=== Short task ===
Every line with the word "التي" in it should be extracted from the data that follows.

=== Supplied entries ===
+===+

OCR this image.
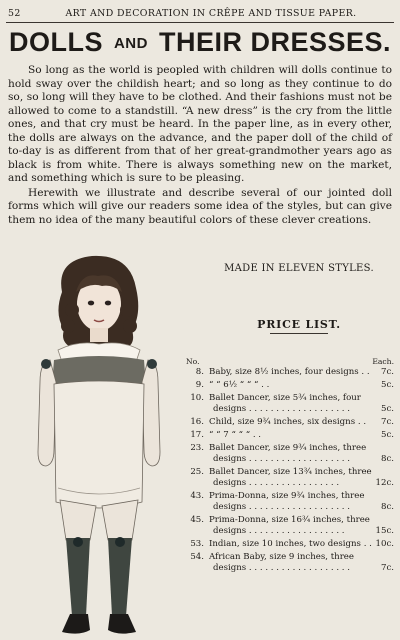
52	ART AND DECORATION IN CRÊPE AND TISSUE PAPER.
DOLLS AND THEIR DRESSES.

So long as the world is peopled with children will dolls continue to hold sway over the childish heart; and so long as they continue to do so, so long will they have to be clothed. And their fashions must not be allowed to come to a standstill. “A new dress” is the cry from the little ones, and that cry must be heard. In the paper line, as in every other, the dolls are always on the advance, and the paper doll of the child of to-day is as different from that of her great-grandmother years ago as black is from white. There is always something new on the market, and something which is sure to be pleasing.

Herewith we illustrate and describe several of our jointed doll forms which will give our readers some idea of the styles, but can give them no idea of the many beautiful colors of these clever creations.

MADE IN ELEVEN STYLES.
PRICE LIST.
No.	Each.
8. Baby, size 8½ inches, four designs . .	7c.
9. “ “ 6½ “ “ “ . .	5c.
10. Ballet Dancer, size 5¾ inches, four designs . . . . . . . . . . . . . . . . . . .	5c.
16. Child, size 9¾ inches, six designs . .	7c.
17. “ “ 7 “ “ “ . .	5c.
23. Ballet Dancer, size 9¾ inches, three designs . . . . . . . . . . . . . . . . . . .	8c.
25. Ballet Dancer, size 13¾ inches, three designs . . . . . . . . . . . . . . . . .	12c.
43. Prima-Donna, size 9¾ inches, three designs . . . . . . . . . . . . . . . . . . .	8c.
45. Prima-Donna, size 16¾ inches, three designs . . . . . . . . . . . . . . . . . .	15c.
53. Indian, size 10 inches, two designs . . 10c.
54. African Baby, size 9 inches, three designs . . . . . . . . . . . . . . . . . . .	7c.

+===+

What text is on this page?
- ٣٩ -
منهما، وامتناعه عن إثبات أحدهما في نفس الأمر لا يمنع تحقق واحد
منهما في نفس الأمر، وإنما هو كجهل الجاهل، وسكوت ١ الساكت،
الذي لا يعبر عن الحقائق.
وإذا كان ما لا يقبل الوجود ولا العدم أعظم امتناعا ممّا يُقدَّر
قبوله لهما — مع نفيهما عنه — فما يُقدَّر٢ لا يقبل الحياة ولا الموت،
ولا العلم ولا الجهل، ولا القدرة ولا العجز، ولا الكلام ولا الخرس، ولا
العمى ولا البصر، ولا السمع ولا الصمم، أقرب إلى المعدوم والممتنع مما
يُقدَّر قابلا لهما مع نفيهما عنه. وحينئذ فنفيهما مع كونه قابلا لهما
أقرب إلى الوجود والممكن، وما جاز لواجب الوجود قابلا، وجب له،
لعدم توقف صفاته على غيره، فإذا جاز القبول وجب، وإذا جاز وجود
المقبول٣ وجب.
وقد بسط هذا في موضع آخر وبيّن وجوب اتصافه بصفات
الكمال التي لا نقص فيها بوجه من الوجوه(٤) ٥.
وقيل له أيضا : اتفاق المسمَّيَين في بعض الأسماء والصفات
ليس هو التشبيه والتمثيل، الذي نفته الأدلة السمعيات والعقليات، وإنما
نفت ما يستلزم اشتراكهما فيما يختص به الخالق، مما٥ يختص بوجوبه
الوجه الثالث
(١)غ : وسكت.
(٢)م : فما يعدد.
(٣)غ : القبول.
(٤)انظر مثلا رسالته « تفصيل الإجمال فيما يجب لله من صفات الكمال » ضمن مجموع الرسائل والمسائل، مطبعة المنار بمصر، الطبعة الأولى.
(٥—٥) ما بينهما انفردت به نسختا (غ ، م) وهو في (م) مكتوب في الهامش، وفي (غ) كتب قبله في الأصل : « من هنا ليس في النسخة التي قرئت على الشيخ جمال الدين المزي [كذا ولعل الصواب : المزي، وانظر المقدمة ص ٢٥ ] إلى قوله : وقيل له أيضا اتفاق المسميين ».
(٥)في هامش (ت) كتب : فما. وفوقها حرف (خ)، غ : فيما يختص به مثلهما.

+===+

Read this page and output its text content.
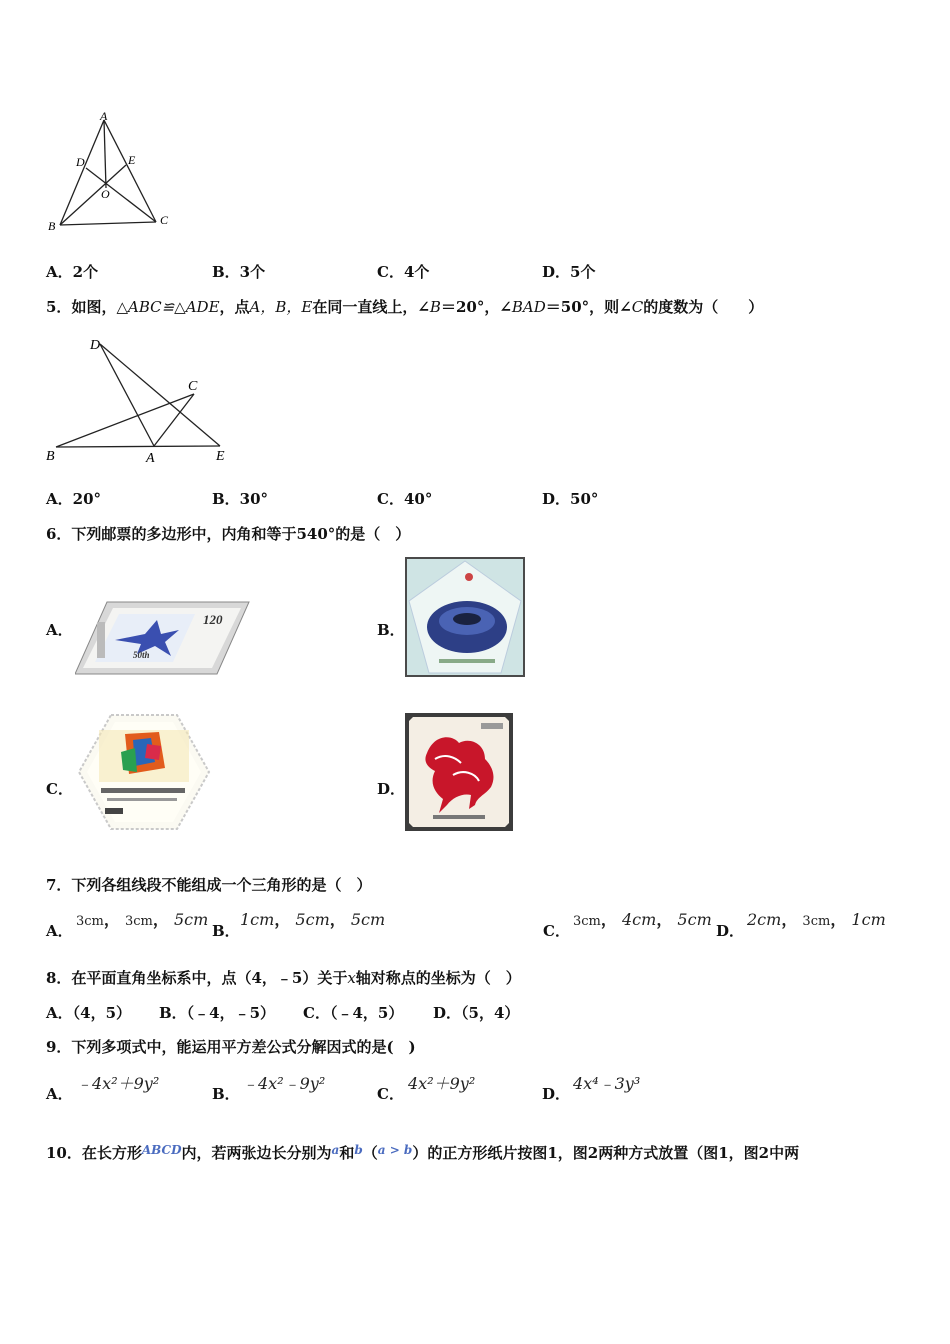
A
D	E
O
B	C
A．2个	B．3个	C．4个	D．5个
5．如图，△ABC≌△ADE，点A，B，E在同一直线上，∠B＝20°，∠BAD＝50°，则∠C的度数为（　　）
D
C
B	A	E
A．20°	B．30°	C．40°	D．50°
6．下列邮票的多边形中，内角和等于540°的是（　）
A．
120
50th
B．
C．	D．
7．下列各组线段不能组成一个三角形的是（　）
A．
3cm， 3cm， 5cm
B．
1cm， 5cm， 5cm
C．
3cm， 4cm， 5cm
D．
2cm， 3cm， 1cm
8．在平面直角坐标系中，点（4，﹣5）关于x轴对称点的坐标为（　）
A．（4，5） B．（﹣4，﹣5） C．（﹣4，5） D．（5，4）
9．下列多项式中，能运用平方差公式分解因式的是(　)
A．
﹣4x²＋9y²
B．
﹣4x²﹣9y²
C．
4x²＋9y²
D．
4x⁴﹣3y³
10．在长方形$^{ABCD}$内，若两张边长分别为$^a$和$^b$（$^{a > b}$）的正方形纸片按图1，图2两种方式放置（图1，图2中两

+===+

=== Output of the task ===
الكمال التي لا نقص فيها بوجه من الوجوه(٤) ٥.
(٥—٥) ما بينهما انفردت به نسختا (غ ، م) وهو في (م) مكتوب في الهامش، وفي (غ) كتب قبله في الأصل : « من هنا ليس في النسخة التي قرئت على الشيخ جمال الدين المزي [كذا ولعل الصواب : المزي، وانظر المقدمة ص ٢٥ ] إلى قوله : وقيل له أيضا اتفاق المسميين ».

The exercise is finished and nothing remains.